Data listing:

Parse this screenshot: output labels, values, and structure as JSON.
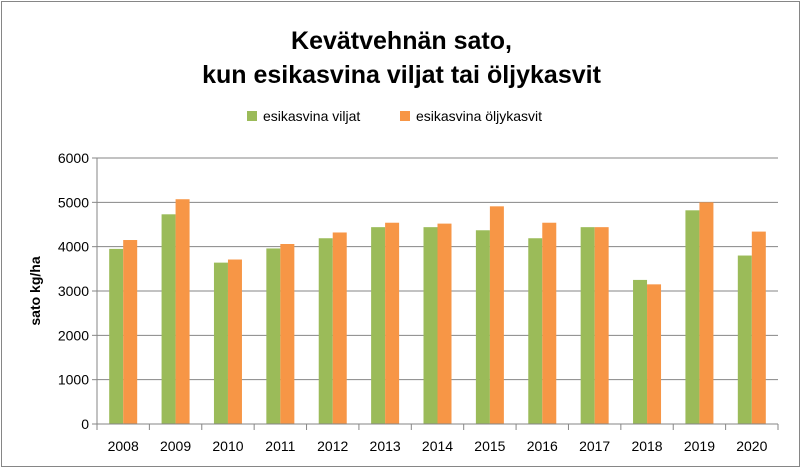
{
  "chart_data": {
    "type": "bar",
    "title_lines": [
      "Kevätvehnän sato,",
      "kun esikasvina viljat tai öljykasvit"
    ],
    "xlabel": "",
    "ylabel": "sato kg/ha",
    "ylim": [
      0,
      6000
    ],
    "ytick_step": 1000,
    "grid": true,
    "legend_position": "top-center",
    "categories": [
      "2008",
      "2009",
      "2010",
      "2011",
      "2012",
      "2013",
      "2014",
      "2015",
      "2016",
      "2017",
      "2018",
      "2019",
      "2020"
    ],
    "series": [
      {
        "name": "esikasvina viljat",
        "color": "#9bbb59",
        "values": [
          3950,
          4730,
          3640,
          3960,
          4190,
          4440,
          4440,
          4370,
          4190,
          4440,
          3250,
          4820,
          3800
        ]
      },
      {
        "name": "esikasvina öljykasvit",
        "color": "#f79646",
        "values": [
          4150,
          5070,
          3710,
          4060,
          4320,
          4540,
          4520,
          4910,
          4540,
          4440,
          3150,
          5000,
          4340
        ]
      }
    ]
  },
  "colors": {
    "grid": "#868686",
    "axis": "#868686",
    "frame": "#868686"
  }
}
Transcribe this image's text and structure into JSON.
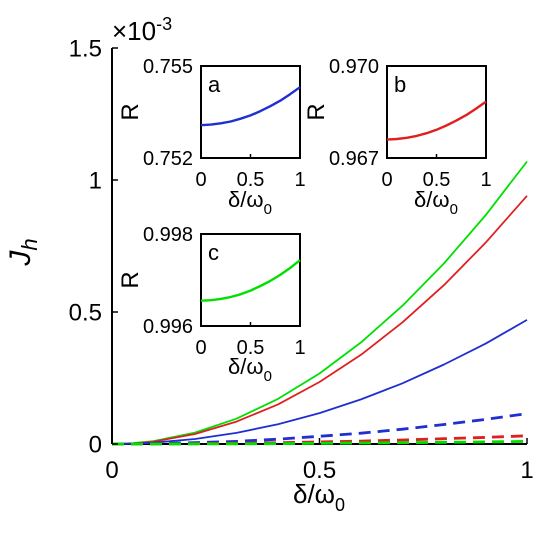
{
  "chart_data": [
    {
      "id": "main",
      "type": "line",
      "xlabel": "δ/ω",
      "xlabel_sub": "0",
      "ylabel": "J",
      "ylabel_sub": "h",
      "exponent_label": "×10",
      "exponent_power": "-3",
      "xlim": [
        0,
        1
      ],
      "ylim": [
        0,
        1.5
      ],
      "xticks": [
        0,
        0.5,
        1
      ],
      "xtick_labels": [
        "0",
        "0.5",
        "1"
      ],
      "yticks": [
        0,
        0.5,
        1,
        1.5
      ],
      "ytick_labels": [
        "0",
        "0.5",
        "1",
        "1.5"
      ],
      "grid": false,
      "series": [
        {
          "color": "#00e000",
          "style": "solid",
          "x": [
            0,
            0.05,
            0.1,
            0.2,
            0.3,
            0.4,
            0.5,
            0.6,
            0.7,
            0.8,
            0.9,
            1.0
          ],
          "values": [
            0,
            0.003,
            0.011,
            0.043,
            0.096,
            0.171,
            0.267,
            0.385,
            0.524,
            0.684,
            0.866,
            1.07
          ]
        },
        {
          "color": "#e02020",
          "style": "solid",
          "x": [
            0,
            0.05,
            0.1,
            0.2,
            0.3,
            0.4,
            0.5,
            0.6,
            0.7,
            0.8,
            0.9,
            1.0
          ],
          "values": [
            0,
            0.002,
            0.009,
            0.038,
            0.085,
            0.15,
            0.235,
            0.338,
            0.461,
            0.602,
            0.762,
            0.94
          ]
        },
        {
          "color": "#1f2fd0",
          "style": "solid",
          "x": [
            0,
            0.05,
            0.1,
            0.2,
            0.3,
            0.4,
            0.5,
            0.6,
            0.7,
            0.8,
            0.9,
            1.0
          ],
          "values": [
            0,
            0.001,
            0.005,
            0.019,
            0.042,
            0.075,
            0.117,
            0.169,
            0.23,
            0.301,
            0.38,
            0.47
          ]
        },
        {
          "color": "#1f2fd0",
          "style": "dashed",
          "x": [
            0,
            0.1,
            0.2,
            0.3,
            0.4,
            0.5,
            0.6,
            0.7,
            0.8,
            0.9,
            1.0
          ],
          "values": [
            0,
            0.001,
            0.005,
            0.01,
            0.018,
            0.029,
            0.041,
            0.056,
            0.074,
            0.093,
            0.115
          ]
        },
        {
          "color": "#e02020",
          "style": "dashed",
          "x": [
            0,
            0.1,
            0.2,
            0.3,
            0.4,
            0.5,
            0.6,
            0.7,
            0.8,
            0.9,
            1.0
          ],
          "values": [
            0,
            0.0003,
            0.001,
            0.003,
            0.005,
            0.008,
            0.011,
            0.015,
            0.02,
            0.025,
            0.031
          ]
        },
        {
          "color": "#00e000",
          "style": "dashed",
          "x": [
            0,
            0.1,
            0.2,
            0.3,
            0.4,
            0.5,
            0.6,
            0.7,
            0.8,
            0.9,
            1.0
          ],
          "values": [
            0,
            0.0001,
            0.0004,
            0.0009,
            0.0016,
            0.0025,
            0.0036,
            0.0049,
            0.0064,
            0.0081,
            0.01
          ]
        }
      ]
    },
    {
      "id": "inset-a",
      "type": "line",
      "panel_label": "a",
      "xlabel": "δ/ω",
      "xlabel_sub": "0",
      "ylabel": "R",
      "xlim": [
        0,
        1
      ],
      "ylim": [
        0.752,
        0.755
      ],
      "xticks": [
        0,
        0.5,
        1
      ],
      "xtick_labels": [
        "0",
        "0.5",
        "1"
      ],
      "yticks": [
        0.752,
        0.755
      ],
      "ytick_labels": [
        "0.752",
        "0.755"
      ],
      "series": [
        {
          "color": "#1f2fd0",
          "style": "solid",
          "x": [
            0,
            0.1,
            0.2,
            0.3,
            0.4,
            0.5,
            0.6,
            0.7,
            0.8,
            0.9,
            1.0
          ],
          "values": [
            0.75307,
            0.75309,
            0.75313,
            0.75319,
            0.75328,
            0.75339,
            0.75353,
            0.75369,
            0.75387,
            0.75408,
            0.75431
          ]
        }
      ]
    },
    {
      "id": "inset-b",
      "type": "line",
      "panel_label": "b",
      "xlabel": "δ/ω",
      "xlabel_sub": "0",
      "ylabel": "R",
      "xlim": [
        0,
        1
      ],
      "ylim": [
        0.967,
        0.97
      ],
      "xticks": [
        0,
        0.5,
        1
      ],
      "xtick_labels": [
        "0",
        "0.5",
        "1"
      ],
      "yticks": [
        0.967,
        0.97
      ],
      "ytick_labels": [
        "0.967",
        "0.970"
      ],
      "series": [
        {
          "color": "#e02020",
          "style": "solid",
          "x": [
            0,
            0.1,
            0.2,
            0.3,
            0.4,
            0.5,
            0.6,
            0.7,
            0.8,
            0.9,
            1.0
          ],
          "values": [
            0.9676,
            0.96762,
            0.96766,
            0.96772,
            0.96781,
            0.96792,
            0.96806,
            0.96822,
            0.9684,
            0.96861,
            0.96884
          ]
        }
      ]
    },
    {
      "id": "inset-c",
      "type": "line",
      "panel_label": "c",
      "xlabel": "δ/ω",
      "xlabel_sub": "0",
      "ylabel": "R",
      "xlim": [
        0,
        1
      ],
      "ylim": [
        0.996,
        0.998
      ],
      "xticks": [
        0,
        0.5,
        1
      ],
      "xtick_labels": [
        "0",
        "0.5",
        "1"
      ],
      "yticks": [
        0.996,
        0.998
      ],
      "ytick_labels": [
        "0.996",
        "0.998"
      ],
      "series": [
        {
          "color": "#00e000",
          "style": "solid",
          "x": [
            0,
            0.1,
            0.2,
            0.3,
            0.4,
            0.5,
            0.6,
            0.7,
            0.8,
            0.9,
            1.0
          ],
          "values": [
            0.99655,
            0.99656,
            0.99659,
            0.99663,
            0.99669,
            0.99677,
            0.99687,
            0.99698,
            0.99711,
            0.99726,
            0.99743
          ]
        }
      ]
    }
  ]
}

The problem: The records above are to be quoted exactly, with all pictures left out.

Answer to this task:
Parse this screenshot: output labels, values, and structure as JSON.
{
  "chart_data": {
    "type": "bar",
    "title_lines": [
      "Kevätvehnän sato,",
      "kun esikasvina viljat tai öljykasvit"
    ],
    "xlabel": "",
    "ylabel": "sato kg/ha",
    "ylim": [
      0,
      6000
    ],
    "ytick_step": 1000,
    "grid": true,
    "legend_position": "top-center",
    "categories": [
      "2008",
      "2009",
      "2010",
      "2011",
      "2012",
      "2013",
      "2014",
      "2015",
      "2016",
      "2017",
      "2018",
      "2019",
      "2020"
    ],
    "series": [
      {
        "name": "esikasvina viljat",
        "color": "#9bbb59",
        "values": [
          3950,
          4730,
          3640,
          3960,
          4190,
          4440,
          4440,
          4370,
          4190,
          4440,
          3250,
          4820,
          3800
        ]
      },
      {
        "name": "esikasvina öljykasvit",
        "color": "#f79646",
        "values": [
          4150,
          5070,
          3710,
          4060,
          4320,
          4540,
          4520,
          4910,
          4540,
          4440,
          3150,
          5000,
          4340
        ]
      }
    ]
  },
  "colors": {
    "grid": "#868686",
    "axis": "#868686",
    "frame": "#868686"
  }
}
Transcribe this image's text and structure into JSON.
{
  "chart_data": [
    {
      "id": "main",
      "type": "line",
      "xlabel": "δ/ω",
      "xlabel_sub": "0",
      "ylabel": "J",
      "ylabel_sub": "h",
      "exponent_label": "×10",
      "exponent_power": "-3",
      "xlim": [
        0,
        1
      ],
      "ylim": [
        0,
        1.5
      ],
      "xticks": [
        0,
        0.5,
        1
      ],
      "xtick_labels": [
        "0",
        "0.5",
        "1"
      ],
      "yticks": [
        0,
        0.5,
        1,
        1.5
      ],
      "ytick_labels": [
        "0",
        "0.5",
        "1",
        "1.5"
      ],
      "grid": false,
      "series": [
        {
          "color": "#00e000",
          "style": "solid",
          "x": [
            0,
            0.05,
            0.1,
            0.2,
            0.3,
            0.4,
            0.5,
            0.6,
            0.7,
            0.8,
            0.9,
            1.0
          ],
          "values": [
            0,
            0.003,
            0.011,
            0.043,
            0.096,
            0.171,
            0.267,
            0.385,
            0.524,
            0.684,
            0.866,
            1.07
          ]
        },
        {
          "color": "#e02020",
          "style": "solid",
          "x": [
            0,
            0.05,
            0.1,
            0.2,
            0.3,
            0.4,
            0.5,
            0.6,
            0.7,
            0.8,
            0.9,
            1.0
          ],
          "values": [
            0,
            0.002,
            0.009,
            0.038,
            0.085,
            0.15,
            0.235,
            0.338,
            0.461,
            0.602,
            0.762,
            0.94
          ]
        },
        {
          "color": "#1f2fd0",
          "style": "solid",
          "x": [
            0,
            0.05,
            0.1,
            0.2,
            0.3,
            0.4,
            0.5,
            0.6,
            0.7,
            0.8,
            0.9,
            1.0
          ],
          "values": [
            0,
            0.001,
            0.005,
            0.019,
            0.042,
            0.075,
            0.117,
            0.169,
            0.23,
            0.301,
            0.38,
            0.47
          ]
        },
        {
          "color": "#1f2fd0",
          "style": "dashed",
          "x": [
            0,
            0.1,
            0.2,
            0.3,
            0.4,
            0.5,
            0.6,
            0.7,
            0.8,
            0.9,
            1.0
          ],
          "values": [
            0,
            0.001,
            0.005,
            0.01,
            0.018,
            0.029,
            0.041,
            0.056,
            0.074,
            0.093,
            0.115
          ]
        },
        {
          "color": "#e02020",
          "style": "dashed",
          "x": [
            0,
            0.1,
            0.2,
            0.3,
            0.4,
            0.5,
            0.6,
            0.7,
            0.8,
            0.9,
            1.0
          ],
          "values": [
            0,
            0.0003,
            0.001,
            0.003,
            0.005,
            0.008,
            0.011,
            0.015,
            0.02,
            0.025,
            0.031
          ]
        },
        {
          "color": "#00e000",
          "style": "dashed",
          "x": [
            0,
            0.1,
            0.2,
            0.3,
            0.4,
            0.5,
            0.6,
            0.7,
            0.8,
            0.9,
            1.0
          ],
          "values": [
            0,
            0.0001,
            0.0004,
            0.0009,
            0.0016,
            0.0025,
            0.0036,
            0.0049,
            0.0064,
            0.0081,
            0.01
          ]
        }
      ]
    },
    {
      "id": "inset-a",
      "type": "line",
      "panel_label": "a",
      "xlabel": "δ/ω",
      "xlabel_sub": "0",
      "ylabel": "R",
      "xlim": [
        0,
        1
      ],
      "ylim": [
        0.752,
        0.755
      ],
      "xticks": [
        0,
        0.5,
        1
      ],
      "xtick_labels": [
        "0",
        "0.5",
        "1"
      ],
      "yticks": [
        0.752,
        0.755
      ],
      "ytick_labels": [
        "0.752",
        "0.755"
      ],
      "series": [
        {
          "color": "#1f2fd0",
          "style": "solid",
          "x": [
            0,
            0.1,
            0.2,
            0.3,
            0.4,
            0.5,
            0.6,
            0.7,
            0.8,
            0.9,
            1.0
          ],
          "values": [
            0.75307,
            0.75309,
            0.75313,
            0.75319,
            0.75328,
            0.75339,
            0.75353,
            0.75369,
            0.75387,
            0.75408,
            0.75431
          ]
        }
      ]
    },
    {
      "id": "inset-b",
      "type": "line",
      "panel_label": "b",
      "xlabel": "δ/ω",
      "xlabel_sub": "0",
      "ylabel": "R",
      "xlim": [
        0,
        1
      ],
      "ylim": [
        0.967,
        0.97
      ],
      "xticks": [
        0,
        0.5,
        1
      ],
      "xtick_labels": [
        "0",
        "0.5",
        "1"
      ],
      "yticks": [
        0.967,
        0.97
      ],
      "ytick_labels": [
        "0.967",
        "0.970"
      ],
      "series": [
        {
          "color": "#e02020",
          "style": "solid",
          "x": [
            0,
            0.1,
            0.2,
            0.3,
            0.4,
            0.5,
            0.6,
            0.7,
            0.8,
            0.9,
            1.0
          ],
          "values": [
            0.9676,
            0.96762,
            0.96766,
            0.96772,
            0.96781,
            0.96792,
            0.96806,
            0.96822,
            0.9684,
            0.96861,
            0.96884
          ]
        }
      ]
    },
    {
      "id": "inset-c",
      "type": "line",
      "panel_label": "c",
      "xlabel": "δ/ω",
      "xlabel_sub": "0",
      "ylabel": "R",
      "xlim": [
        0,
        1
      ],
      "ylim": [
        0.996,
        0.998
      ],
      "xticks": [
        0,
        0.5,
        1
      ],
      "xtick_labels": [
        "0",
        "0.5",
        "1"
      ],
      "yticks": [
        0.996,
        0.998
      ],
      "ytick_labels": [
        "0.996",
        "0.998"
      ],
      "series": [
        {
          "color": "#00e000",
          "style": "solid",
          "x": [
            0,
            0.1,
            0.2,
            0.3,
            0.4,
            0.5,
            0.6,
            0.7,
            0.8,
            0.9,
            1.0
          ],
          "values": [
            0.99655,
            0.99656,
            0.99659,
            0.99663,
            0.99669,
            0.99677,
            0.99687,
            0.99698,
            0.99711,
            0.99726,
            0.99743
          ]
        }
      ]
    }
  ]
}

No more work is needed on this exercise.